#### Entries shown
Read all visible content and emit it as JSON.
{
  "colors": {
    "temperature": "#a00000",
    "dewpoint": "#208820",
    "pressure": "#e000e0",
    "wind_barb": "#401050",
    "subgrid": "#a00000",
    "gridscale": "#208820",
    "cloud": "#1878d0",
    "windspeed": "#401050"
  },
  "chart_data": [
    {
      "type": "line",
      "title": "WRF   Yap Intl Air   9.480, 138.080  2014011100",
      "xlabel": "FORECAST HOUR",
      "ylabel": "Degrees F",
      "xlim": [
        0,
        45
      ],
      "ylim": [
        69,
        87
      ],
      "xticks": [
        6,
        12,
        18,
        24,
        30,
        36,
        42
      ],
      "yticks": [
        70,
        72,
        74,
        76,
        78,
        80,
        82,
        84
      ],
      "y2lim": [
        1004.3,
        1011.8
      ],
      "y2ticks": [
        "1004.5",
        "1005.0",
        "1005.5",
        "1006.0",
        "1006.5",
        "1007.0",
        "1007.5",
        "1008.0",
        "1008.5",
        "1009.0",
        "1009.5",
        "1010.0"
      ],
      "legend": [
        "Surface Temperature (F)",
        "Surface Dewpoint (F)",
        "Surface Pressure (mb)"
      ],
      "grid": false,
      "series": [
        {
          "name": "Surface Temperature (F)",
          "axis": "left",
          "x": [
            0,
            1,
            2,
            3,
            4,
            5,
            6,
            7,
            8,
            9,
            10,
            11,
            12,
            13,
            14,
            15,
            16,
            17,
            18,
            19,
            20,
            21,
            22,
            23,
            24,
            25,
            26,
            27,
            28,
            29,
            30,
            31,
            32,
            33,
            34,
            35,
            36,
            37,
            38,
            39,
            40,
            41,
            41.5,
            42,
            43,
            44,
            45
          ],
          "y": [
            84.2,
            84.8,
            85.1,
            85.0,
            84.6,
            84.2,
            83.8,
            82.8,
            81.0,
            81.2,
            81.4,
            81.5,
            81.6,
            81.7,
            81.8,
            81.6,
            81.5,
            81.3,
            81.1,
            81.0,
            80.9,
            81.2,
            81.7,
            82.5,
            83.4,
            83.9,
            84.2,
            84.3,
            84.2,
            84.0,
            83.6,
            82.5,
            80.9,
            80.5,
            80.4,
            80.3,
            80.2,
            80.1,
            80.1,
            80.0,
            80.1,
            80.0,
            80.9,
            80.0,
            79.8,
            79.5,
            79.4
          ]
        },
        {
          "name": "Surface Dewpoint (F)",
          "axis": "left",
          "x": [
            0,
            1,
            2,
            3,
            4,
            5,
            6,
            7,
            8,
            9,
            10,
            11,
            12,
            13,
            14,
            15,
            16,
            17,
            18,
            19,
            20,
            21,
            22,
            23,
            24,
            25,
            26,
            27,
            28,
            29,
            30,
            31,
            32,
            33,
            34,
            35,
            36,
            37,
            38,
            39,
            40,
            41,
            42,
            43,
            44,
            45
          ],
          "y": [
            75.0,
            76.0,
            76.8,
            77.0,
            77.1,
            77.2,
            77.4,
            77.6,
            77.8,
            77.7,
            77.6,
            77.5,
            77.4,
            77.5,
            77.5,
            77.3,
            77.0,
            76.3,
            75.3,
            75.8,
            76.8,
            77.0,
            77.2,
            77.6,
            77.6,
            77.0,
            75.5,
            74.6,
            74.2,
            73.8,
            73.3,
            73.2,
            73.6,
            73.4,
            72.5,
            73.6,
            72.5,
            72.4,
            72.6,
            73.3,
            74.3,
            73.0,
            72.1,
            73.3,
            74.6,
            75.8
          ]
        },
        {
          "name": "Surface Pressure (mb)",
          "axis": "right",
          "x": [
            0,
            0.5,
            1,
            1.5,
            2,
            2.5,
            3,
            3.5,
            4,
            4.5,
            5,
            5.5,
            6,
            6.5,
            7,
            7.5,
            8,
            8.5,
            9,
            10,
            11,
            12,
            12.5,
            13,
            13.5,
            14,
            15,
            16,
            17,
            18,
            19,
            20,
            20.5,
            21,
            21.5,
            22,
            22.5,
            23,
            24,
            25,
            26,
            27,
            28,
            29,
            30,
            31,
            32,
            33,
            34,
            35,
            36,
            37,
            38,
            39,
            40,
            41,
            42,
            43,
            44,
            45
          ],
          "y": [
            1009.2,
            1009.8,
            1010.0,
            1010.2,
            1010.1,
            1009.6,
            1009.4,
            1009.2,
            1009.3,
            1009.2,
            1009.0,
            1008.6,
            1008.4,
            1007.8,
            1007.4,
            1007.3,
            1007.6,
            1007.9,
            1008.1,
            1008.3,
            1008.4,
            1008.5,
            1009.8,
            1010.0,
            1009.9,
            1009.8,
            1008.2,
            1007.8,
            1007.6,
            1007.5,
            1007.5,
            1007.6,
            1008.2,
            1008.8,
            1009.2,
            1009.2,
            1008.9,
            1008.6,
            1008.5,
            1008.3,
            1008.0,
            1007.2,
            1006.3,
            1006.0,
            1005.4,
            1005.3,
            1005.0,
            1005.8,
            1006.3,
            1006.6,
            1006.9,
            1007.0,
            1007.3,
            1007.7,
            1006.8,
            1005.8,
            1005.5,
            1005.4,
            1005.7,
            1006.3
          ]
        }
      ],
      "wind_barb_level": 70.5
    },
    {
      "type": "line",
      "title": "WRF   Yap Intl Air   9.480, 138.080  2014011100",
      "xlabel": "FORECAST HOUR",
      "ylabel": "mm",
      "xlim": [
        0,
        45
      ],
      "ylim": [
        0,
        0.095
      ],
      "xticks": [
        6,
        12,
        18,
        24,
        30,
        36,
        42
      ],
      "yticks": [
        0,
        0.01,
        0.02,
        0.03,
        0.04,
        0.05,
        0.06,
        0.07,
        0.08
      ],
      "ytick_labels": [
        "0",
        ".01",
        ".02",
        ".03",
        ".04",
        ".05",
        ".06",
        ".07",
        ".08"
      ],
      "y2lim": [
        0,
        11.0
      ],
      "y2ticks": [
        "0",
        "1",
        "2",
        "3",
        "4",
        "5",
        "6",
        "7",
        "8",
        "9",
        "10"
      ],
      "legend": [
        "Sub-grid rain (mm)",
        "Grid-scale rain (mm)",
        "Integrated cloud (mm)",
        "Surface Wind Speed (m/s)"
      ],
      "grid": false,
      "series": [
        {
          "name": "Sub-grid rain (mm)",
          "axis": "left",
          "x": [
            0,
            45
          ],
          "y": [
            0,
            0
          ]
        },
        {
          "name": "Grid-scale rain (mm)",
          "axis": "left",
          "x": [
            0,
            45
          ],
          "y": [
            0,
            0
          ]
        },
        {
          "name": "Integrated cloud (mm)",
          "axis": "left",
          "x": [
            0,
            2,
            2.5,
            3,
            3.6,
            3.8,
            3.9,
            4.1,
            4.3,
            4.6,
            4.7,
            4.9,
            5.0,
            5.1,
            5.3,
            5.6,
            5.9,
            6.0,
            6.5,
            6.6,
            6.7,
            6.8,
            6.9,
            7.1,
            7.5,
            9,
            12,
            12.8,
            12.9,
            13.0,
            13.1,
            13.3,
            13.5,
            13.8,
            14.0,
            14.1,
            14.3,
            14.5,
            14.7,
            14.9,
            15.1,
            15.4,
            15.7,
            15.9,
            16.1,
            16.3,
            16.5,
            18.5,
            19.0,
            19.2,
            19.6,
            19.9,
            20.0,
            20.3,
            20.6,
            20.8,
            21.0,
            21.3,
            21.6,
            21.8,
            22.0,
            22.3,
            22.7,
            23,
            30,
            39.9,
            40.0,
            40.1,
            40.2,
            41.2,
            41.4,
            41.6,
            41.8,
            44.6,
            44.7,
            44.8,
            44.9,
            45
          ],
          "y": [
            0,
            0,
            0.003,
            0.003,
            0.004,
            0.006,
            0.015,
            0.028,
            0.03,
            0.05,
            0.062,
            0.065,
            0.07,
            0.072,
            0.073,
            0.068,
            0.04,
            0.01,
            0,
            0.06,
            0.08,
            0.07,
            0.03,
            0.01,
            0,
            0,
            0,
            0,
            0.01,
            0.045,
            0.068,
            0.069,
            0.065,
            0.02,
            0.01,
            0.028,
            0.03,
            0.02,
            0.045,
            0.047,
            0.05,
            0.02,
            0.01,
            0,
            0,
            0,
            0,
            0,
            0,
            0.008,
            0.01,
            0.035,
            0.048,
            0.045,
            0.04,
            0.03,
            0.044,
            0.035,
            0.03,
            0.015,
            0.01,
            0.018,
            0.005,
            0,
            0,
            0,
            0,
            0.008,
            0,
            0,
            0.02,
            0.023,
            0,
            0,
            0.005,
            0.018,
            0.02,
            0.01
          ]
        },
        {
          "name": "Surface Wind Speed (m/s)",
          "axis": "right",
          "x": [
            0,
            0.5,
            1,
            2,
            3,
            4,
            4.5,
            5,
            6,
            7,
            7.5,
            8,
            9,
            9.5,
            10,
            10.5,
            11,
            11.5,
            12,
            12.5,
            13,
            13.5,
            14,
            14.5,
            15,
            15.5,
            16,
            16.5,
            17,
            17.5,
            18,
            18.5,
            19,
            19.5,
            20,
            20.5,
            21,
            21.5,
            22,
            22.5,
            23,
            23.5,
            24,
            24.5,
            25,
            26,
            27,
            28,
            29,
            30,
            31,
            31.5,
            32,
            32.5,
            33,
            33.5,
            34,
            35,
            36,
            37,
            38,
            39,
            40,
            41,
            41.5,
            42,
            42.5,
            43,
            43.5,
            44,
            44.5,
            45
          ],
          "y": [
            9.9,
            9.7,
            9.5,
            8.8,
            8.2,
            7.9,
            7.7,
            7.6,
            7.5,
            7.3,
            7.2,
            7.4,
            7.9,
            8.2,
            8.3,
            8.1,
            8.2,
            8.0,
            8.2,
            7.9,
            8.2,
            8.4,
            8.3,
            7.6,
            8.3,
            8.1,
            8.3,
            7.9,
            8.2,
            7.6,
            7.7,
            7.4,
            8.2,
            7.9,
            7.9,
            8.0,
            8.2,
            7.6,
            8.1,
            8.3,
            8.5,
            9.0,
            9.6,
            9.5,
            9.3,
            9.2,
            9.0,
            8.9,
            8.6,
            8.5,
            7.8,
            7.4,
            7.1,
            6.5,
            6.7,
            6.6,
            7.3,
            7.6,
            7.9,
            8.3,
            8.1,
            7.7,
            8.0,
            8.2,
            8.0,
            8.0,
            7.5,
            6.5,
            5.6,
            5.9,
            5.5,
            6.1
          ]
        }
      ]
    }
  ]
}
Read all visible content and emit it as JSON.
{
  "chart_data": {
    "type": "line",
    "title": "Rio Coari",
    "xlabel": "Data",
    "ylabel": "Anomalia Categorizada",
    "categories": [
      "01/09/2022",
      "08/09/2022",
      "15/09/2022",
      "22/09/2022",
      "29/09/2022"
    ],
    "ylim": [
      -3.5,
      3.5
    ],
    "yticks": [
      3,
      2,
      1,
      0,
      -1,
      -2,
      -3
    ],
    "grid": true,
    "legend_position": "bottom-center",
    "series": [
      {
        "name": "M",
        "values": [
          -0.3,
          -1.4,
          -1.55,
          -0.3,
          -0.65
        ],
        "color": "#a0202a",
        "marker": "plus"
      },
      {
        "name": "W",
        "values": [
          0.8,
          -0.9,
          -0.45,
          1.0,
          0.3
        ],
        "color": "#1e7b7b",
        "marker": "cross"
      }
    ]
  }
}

#### Task to carry out
Copy each line of the records above that carries the word "Integrated".

#### Exercise result
        "Integrated cloud (mm)",
          "name": "Integrated cloud (mm)",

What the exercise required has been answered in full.